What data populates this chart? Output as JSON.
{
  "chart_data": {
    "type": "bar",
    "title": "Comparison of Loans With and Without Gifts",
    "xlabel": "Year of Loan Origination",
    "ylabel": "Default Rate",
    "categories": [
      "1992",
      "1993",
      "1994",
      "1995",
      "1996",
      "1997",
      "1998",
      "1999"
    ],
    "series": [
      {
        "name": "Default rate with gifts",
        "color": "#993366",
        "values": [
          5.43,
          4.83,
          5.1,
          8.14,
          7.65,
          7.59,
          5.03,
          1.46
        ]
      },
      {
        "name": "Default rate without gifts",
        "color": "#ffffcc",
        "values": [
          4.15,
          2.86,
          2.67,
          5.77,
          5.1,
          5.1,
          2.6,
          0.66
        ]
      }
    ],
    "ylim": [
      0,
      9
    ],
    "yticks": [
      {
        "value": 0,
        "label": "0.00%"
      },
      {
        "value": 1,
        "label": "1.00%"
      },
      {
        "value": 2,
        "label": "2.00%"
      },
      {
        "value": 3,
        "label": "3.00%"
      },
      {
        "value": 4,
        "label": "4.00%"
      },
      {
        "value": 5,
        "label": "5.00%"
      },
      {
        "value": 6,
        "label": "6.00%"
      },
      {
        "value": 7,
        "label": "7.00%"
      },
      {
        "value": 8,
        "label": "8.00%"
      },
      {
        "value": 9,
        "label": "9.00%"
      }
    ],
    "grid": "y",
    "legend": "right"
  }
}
***
## Directions
Please set down the whole listing above without altering a single line.

## Answer for the task
What data populates this chart? Output as JSON.
{
  "chart_data": {
    "type": "bar",
    "title": "Comparison of Loans With and Without Gifts",
    "xlabel": "Year of Loan Origination",
    "ylabel": "Default Rate",
    "categories": [
      "1992",
      "1993",
      "1994",
      "1995",
      "1996",
      "1997",
      "1998",
      "1999"
    ],
    "series": [
      {
        "name": "Default rate with gifts",
        "color": "#993366",
        "values": [
          5.43,
          4.83,
          5.1,
          8.14,
          7.65,
          7.59,
          5.03,
          1.46
        ]
      },
      {
        "name": "Default rate without gifts",
        "color": "#ffffcc",
        "values": [
          4.15,
          2.86,
          2.67,
          5.77,
          5.1,
          5.1,
          2.6,
          0.66
        ]
      }
    ],
    "ylim": [
      0,
      9
    ],
    "yticks": [
      {
        "value": 0,
        "label": "0.00%"
      },
      {
        "value": 1,
        "label": "1.00%"
      },
      {
        "value": 2,
        "label": "2.00%"
      },
      {
        "value": 3,
        "label": "3.00%"
      },
      {
        "value": 4,
        "label": "4.00%"
      },
      {
        "value": 5,
        "label": "5.00%"
      },
      {
        "value": 6,
        "label": "6.00%"
      },
      {
        "value": 7,
        "label": "7.00%"
      },
      {
        "value": 8,
        "label": "8.00%"
      },
      {
        "value": 9,
        "label": "9.00%"
      }
    ],
    "grid": "y",
    "legend": "right"
  }
}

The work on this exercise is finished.